* **Records for this exercise**:
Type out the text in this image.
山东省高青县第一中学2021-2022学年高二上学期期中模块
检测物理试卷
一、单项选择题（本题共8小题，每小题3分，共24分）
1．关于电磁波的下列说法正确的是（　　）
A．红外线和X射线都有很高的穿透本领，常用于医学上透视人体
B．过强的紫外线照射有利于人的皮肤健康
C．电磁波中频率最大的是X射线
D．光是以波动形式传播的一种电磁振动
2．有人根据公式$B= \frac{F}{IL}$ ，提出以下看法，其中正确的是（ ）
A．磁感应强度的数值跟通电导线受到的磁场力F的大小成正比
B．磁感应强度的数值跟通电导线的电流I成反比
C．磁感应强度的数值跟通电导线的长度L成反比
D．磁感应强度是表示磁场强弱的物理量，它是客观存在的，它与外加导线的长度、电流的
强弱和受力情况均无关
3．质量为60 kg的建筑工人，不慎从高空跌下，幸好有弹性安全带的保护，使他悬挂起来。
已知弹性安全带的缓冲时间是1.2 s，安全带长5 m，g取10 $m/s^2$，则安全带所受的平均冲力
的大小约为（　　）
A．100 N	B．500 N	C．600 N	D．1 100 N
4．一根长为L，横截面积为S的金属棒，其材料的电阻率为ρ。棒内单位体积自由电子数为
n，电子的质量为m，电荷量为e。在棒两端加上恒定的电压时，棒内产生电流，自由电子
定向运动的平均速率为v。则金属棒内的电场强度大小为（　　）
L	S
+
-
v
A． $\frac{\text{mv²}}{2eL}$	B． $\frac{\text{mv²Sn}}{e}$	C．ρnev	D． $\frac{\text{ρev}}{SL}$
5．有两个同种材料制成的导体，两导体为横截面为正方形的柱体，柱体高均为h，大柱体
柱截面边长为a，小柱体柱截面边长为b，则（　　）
---
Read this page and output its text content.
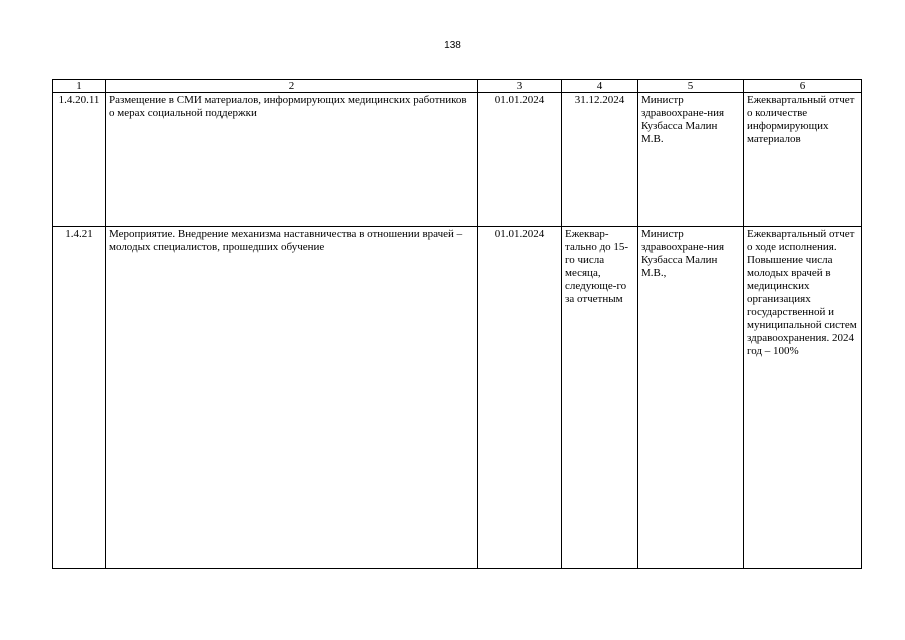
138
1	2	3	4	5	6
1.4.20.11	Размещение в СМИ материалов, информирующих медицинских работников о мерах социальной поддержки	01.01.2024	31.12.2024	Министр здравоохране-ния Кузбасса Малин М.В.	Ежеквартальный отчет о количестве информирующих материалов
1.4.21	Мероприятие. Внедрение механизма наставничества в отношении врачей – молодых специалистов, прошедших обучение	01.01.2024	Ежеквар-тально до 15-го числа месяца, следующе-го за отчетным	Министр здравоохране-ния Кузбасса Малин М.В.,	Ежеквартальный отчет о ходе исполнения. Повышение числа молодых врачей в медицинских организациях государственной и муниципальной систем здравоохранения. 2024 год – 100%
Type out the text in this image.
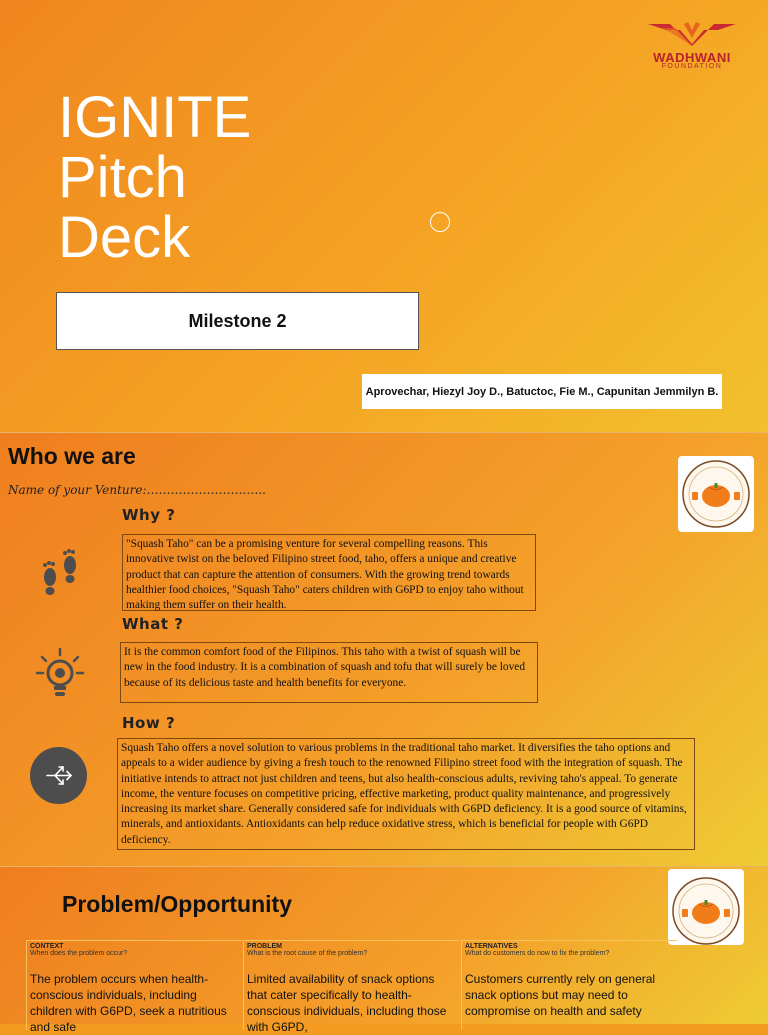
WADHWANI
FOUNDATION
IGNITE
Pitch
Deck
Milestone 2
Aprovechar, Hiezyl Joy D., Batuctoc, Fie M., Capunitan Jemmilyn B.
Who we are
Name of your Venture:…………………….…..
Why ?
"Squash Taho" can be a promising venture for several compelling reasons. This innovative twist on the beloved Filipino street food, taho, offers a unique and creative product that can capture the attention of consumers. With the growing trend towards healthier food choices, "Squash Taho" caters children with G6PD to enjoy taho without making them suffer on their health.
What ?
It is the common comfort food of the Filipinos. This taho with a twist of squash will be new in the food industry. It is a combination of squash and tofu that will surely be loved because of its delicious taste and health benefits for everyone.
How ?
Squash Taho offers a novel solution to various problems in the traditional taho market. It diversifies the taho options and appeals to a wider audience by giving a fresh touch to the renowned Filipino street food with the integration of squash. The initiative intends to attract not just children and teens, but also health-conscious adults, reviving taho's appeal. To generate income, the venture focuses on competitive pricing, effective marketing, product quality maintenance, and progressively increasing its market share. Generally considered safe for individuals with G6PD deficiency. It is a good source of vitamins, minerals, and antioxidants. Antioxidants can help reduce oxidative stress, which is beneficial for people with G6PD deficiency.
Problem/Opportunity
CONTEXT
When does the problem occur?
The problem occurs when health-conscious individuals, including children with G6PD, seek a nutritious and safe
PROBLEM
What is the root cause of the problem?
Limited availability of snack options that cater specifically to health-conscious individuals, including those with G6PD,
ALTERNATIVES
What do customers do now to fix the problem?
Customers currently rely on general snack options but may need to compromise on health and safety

* **Task requirements**:
Report every line in the data above in which the word "What" appears.

* **Result of the task**:
What ?
What is the root cause of the problem?
What do customers do now to fix the problem?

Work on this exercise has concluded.